===== RECORDS FOR THIS TASK =====
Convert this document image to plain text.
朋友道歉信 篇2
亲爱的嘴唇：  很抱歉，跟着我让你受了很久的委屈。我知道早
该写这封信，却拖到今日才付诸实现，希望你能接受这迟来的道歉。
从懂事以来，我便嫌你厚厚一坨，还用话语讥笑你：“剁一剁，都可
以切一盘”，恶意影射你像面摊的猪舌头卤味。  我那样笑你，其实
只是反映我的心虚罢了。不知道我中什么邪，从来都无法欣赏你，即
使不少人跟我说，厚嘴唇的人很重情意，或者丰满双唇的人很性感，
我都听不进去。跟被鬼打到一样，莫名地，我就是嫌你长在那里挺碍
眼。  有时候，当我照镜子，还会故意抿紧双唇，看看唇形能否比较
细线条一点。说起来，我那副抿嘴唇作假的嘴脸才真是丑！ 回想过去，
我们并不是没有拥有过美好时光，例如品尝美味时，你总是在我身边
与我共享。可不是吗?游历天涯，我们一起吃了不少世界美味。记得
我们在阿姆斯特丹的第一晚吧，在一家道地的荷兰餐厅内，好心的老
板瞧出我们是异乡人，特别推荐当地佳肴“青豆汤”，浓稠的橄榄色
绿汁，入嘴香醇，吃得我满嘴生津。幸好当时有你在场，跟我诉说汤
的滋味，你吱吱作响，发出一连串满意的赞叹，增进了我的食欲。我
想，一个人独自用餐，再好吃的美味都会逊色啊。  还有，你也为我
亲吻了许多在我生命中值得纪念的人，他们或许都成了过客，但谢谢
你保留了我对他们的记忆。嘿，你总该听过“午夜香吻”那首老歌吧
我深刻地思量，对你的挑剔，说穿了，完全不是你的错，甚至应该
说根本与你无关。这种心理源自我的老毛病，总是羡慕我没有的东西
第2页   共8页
=====
Can you restate every record above word for word?

▸ RESULT FOR THIS EXERCISE:
Convert this document image to plain text.
朋友道歉信 篇2
亲爱的嘴唇：  很抱歉，跟着我让你受了很久的委屈。我知道早
该写这封信，却拖到今日才付诸实现，希望你能接受这迟来的道歉。
从懂事以来，我便嫌你厚厚一坨，还用话语讥笑你：“剁一剁，都可
以切一盘”，恶意影射你像面摊的猪舌头卤味。  我那样笑你，其实
只是反映我的心虚罢了。不知道我中什么邪，从来都无法欣赏你，即
使不少人跟我说，厚嘴唇的人很重情意，或者丰满双唇的人很性感，
我都听不进去。跟被鬼打到一样，莫名地，我就是嫌你长在那里挺碍
眼。  有时候，当我照镜子，还会故意抿紧双唇，看看唇形能否比较
细线条一点。说起来，我那副抿嘴唇作假的嘴脸才真是丑！ 回想过去，
我们并不是没有拥有过美好时光，例如品尝美味时，你总是在我身边
与我共享。可不是吗?游历天涯，我们一起吃了不少世界美味。记得
我们在阿姆斯特丹的第一晚吧，在一家道地的荷兰餐厅内，好心的老
板瞧出我们是异乡人，特别推荐当地佳肴“青豆汤”，浓稠的橄榄色
绿汁，入嘴香醇，吃得我满嘴生津。幸好当时有你在场，跟我诉说汤
的滋味，你吱吱作响，发出一连串满意的赞叹，增进了我的食欲。我
想，一个人独自用餐，再好吃的美味都会逊色啊。  还有，你也为我
亲吻了许多在我生命中值得纪念的人，他们或许都成了过客，但谢谢
你保留了我对他们的记忆。嘿，你总该听过“午夜香吻”那首老歌吧
我深刻地思量，对你的挑剔，说穿了，完全不是你的错，甚至应该
说根本与你无关。这种心理源自我的老毛病，总是羡慕我没有的东西
第2页   共8页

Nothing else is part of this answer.